*Work order*:
Each record here should be printed again exactly; please leave its pictures out.

*Material provided*:
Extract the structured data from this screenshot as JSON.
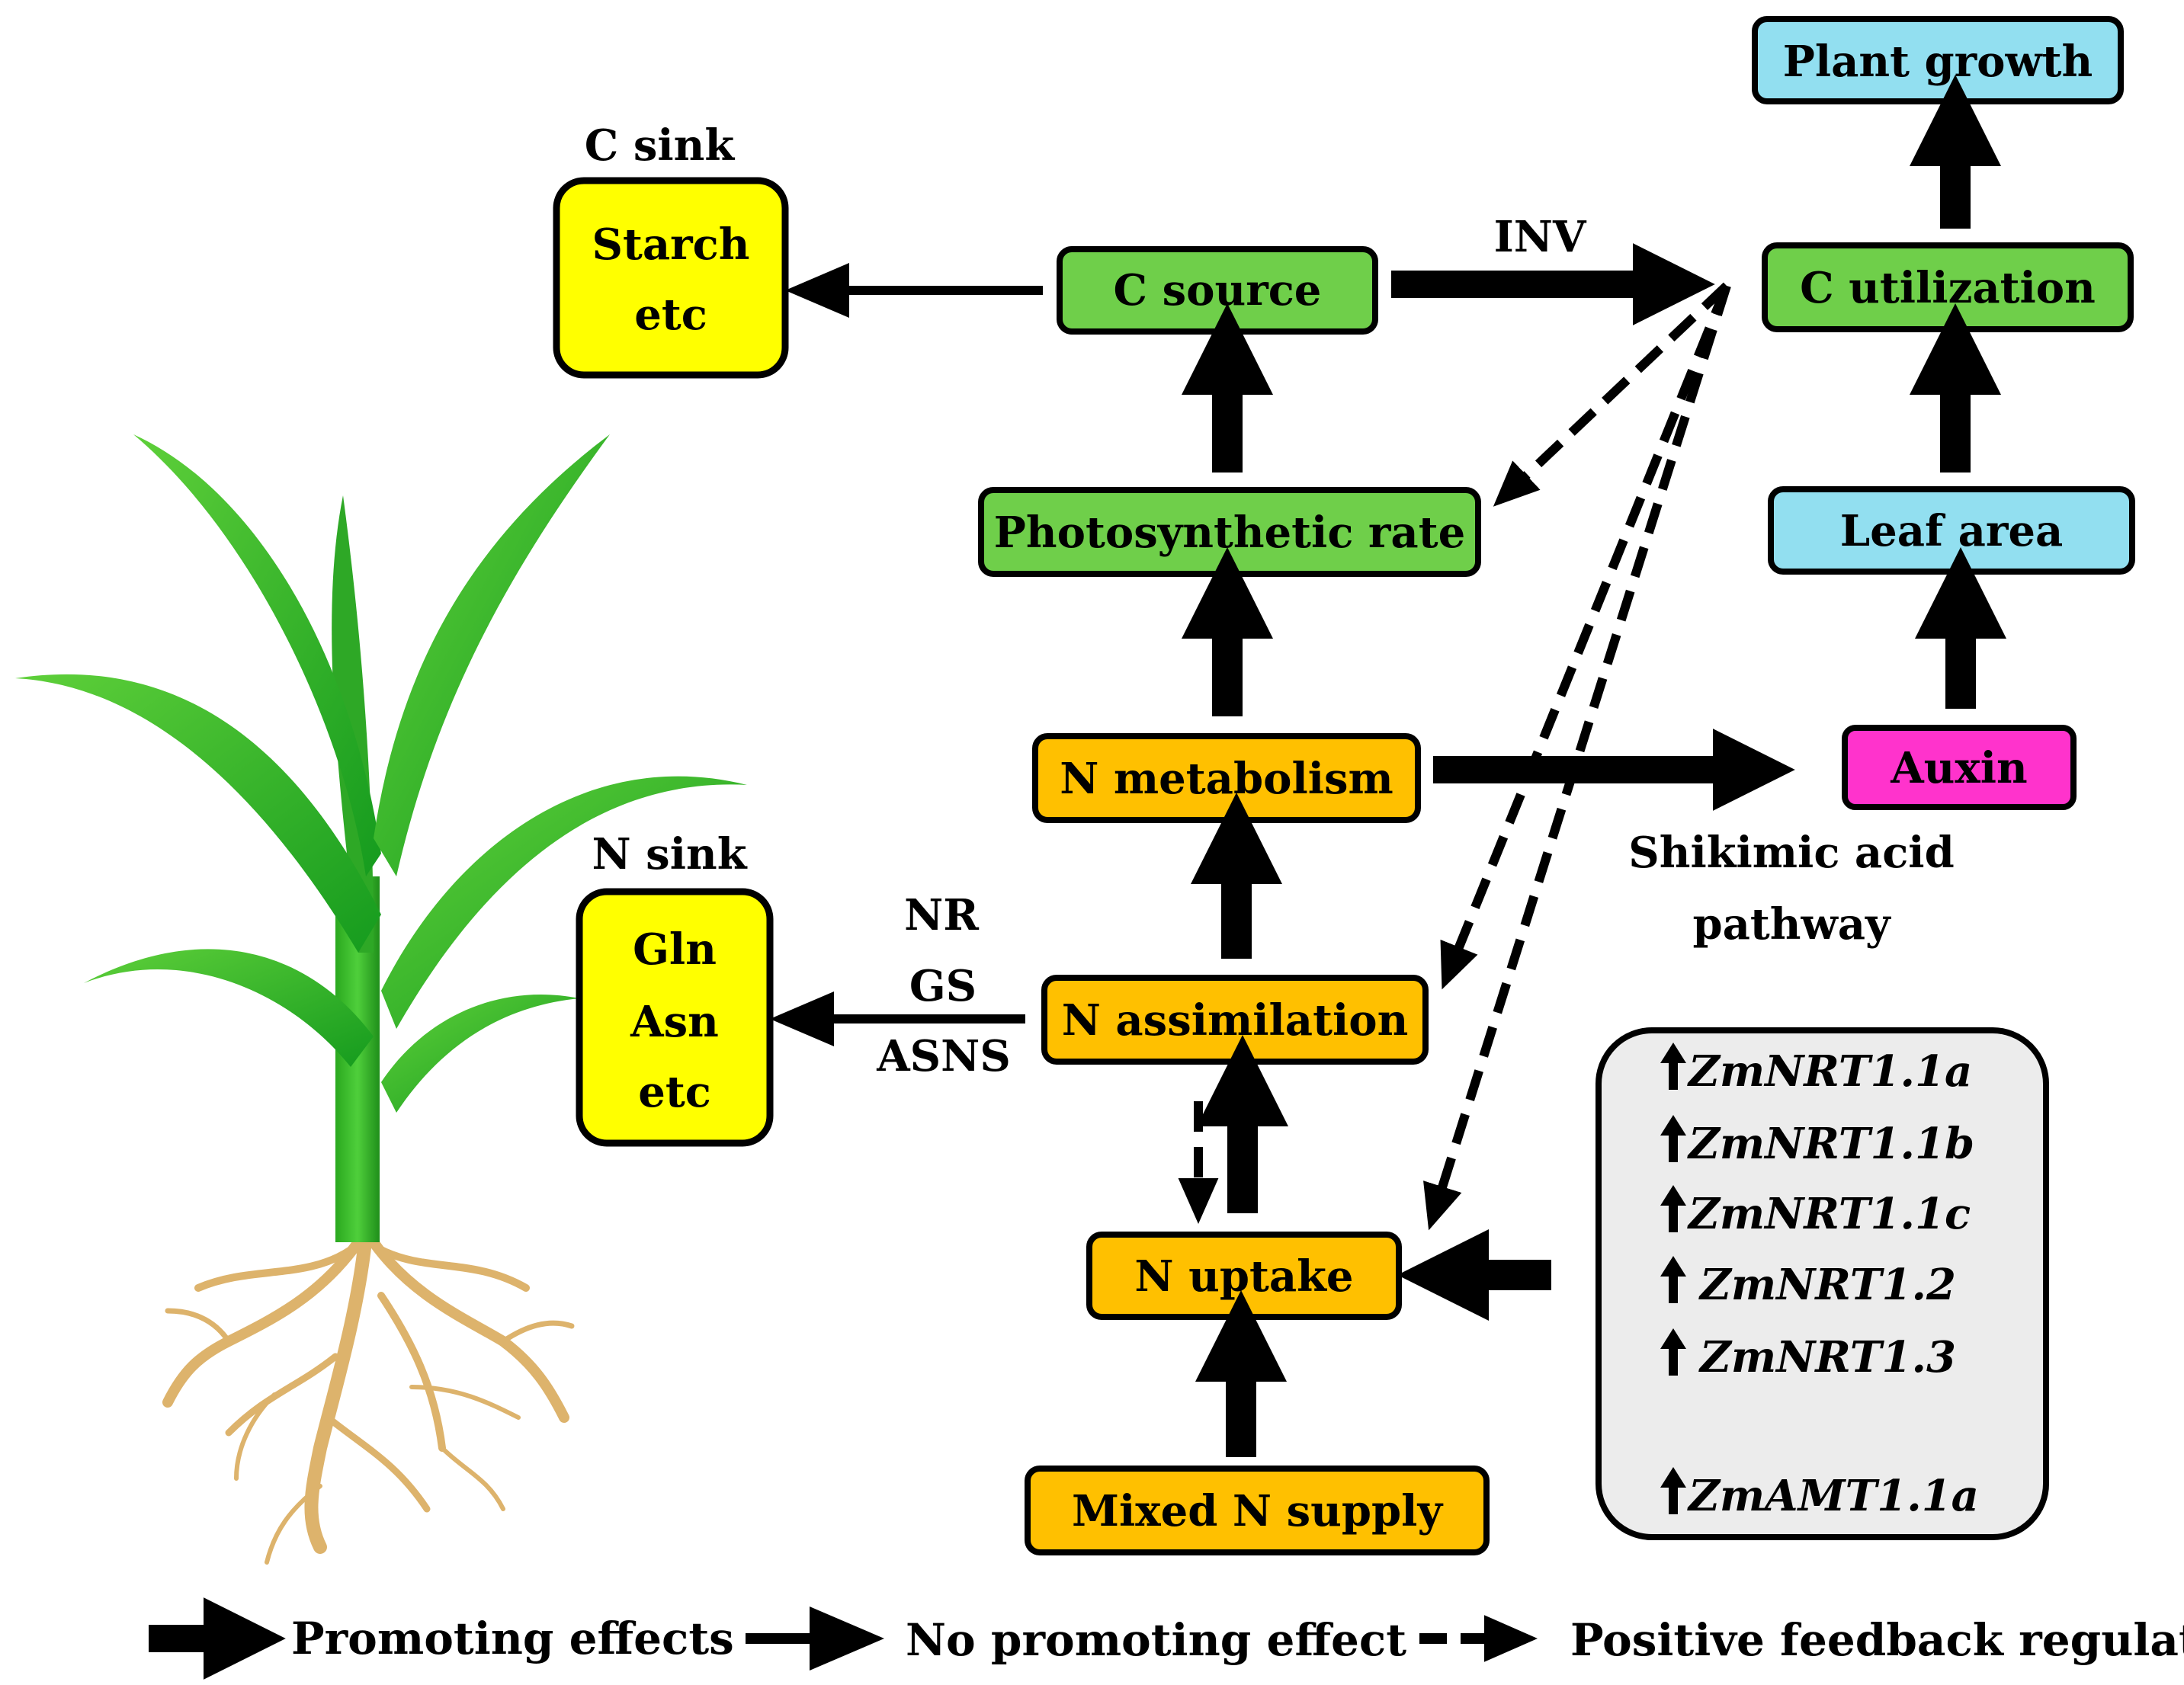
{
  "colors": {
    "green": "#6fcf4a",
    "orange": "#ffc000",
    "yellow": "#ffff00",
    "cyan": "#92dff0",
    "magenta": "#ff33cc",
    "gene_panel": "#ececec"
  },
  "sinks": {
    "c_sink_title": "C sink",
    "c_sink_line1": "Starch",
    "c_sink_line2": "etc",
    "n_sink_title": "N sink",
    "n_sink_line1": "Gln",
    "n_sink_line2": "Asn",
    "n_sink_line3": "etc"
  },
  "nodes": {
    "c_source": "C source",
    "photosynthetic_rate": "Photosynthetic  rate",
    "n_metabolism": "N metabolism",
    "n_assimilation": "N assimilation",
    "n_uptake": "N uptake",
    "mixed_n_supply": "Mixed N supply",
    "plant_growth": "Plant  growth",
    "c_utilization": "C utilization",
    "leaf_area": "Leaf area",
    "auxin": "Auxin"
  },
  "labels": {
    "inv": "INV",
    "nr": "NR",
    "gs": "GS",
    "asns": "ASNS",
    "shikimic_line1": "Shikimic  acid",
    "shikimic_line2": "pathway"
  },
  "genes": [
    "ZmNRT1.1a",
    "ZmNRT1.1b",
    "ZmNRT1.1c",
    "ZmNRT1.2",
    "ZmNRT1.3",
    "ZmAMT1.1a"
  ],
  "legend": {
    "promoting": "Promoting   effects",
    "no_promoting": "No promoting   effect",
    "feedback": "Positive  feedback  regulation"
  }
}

*Problem solution*:
Extract the structured data from this screenshot as JSON.
{
  "colors": {
    "green": "#6fcf4a",
    "orange": "#ffc000",
    "yellow": "#ffff00",
    "cyan": "#92dff0",
    "magenta": "#ff33cc",
    "gene_panel": "#ececec"
  },
  "sinks": {
    "c_sink_title": "C sink",
    "c_sink_line1": "Starch",
    "c_sink_line2": "etc",
    "n_sink_title": "N sink",
    "n_sink_line1": "Gln",
    "n_sink_line2": "Asn",
    "n_sink_line3": "etc"
  },
  "nodes": {
    "c_source": "C source",
    "photosynthetic_rate": "Photosynthetic  rate",
    "n_metabolism": "N metabolism",
    "n_assimilation": "N assimilation",
    "n_uptake": "N uptake",
    "mixed_n_supply": "Mixed N supply",
    "plant_growth": "Plant  growth",
    "c_utilization": "C utilization",
    "leaf_area": "Leaf area",
    "auxin": "Auxin"
  },
  "labels": {
    "inv": "INV",
    "nr": "NR",
    "gs": "GS",
    "asns": "ASNS",
    "shikimic_line1": "Shikimic  acid",
    "shikimic_line2": "pathway"
  },
  "genes": [
    "ZmNRT1.1a",
    "ZmNRT1.1b",
    "ZmNRT1.1c",
    "ZmNRT1.2",
    "ZmNRT1.3",
    "ZmAMT1.1a"
  ],
  "legend": {
    "promoting": "Promoting   effects",
    "no_promoting": "No promoting   effect",
    "feedback": "Positive  feedback  regulation"
  }
}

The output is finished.